Skip every image and restate the data word for word.

╭─ Source records

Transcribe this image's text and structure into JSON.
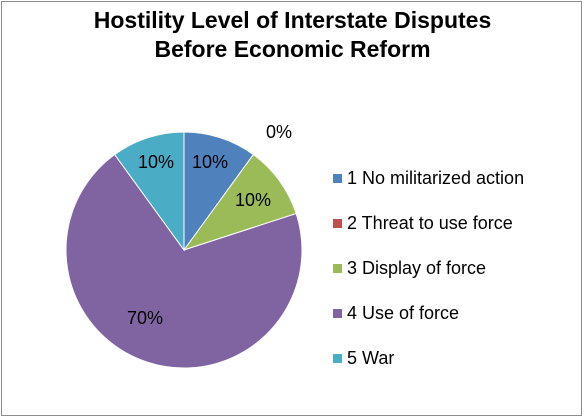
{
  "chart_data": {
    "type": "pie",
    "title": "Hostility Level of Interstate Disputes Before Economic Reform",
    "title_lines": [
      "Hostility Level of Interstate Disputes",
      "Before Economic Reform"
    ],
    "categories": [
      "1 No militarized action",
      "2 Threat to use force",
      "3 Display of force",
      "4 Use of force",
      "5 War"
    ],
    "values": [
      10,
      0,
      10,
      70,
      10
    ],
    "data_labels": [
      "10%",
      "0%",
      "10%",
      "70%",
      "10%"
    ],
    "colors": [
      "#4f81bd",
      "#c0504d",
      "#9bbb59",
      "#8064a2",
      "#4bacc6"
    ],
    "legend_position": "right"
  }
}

╰─

*Full output*
Transcribe this image's text and structure into JSON.
{
  "chart_data": {
    "type": "pie",
    "title": "Hostility Level of Interstate Disputes Before Economic Reform",
    "title_lines": [
      "Hostility Level of Interstate Disputes",
      "Before Economic Reform"
    ],
    "categories": [
      "1 No militarized action",
      "2 Threat to use force",
      "3 Display of force",
      "4 Use of force",
      "5 War"
    ],
    "values": [
      10,
      0,
      10,
      70,
      10
    ],
    "data_labels": [
      "10%",
      "0%",
      "10%",
      "70%",
      "10%"
    ],
    "colors": [
      "#4f81bd",
      "#c0504d",
      "#9bbb59",
      "#8064a2",
      "#4bacc6"
    ],
    "legend_position": "right"
  }
}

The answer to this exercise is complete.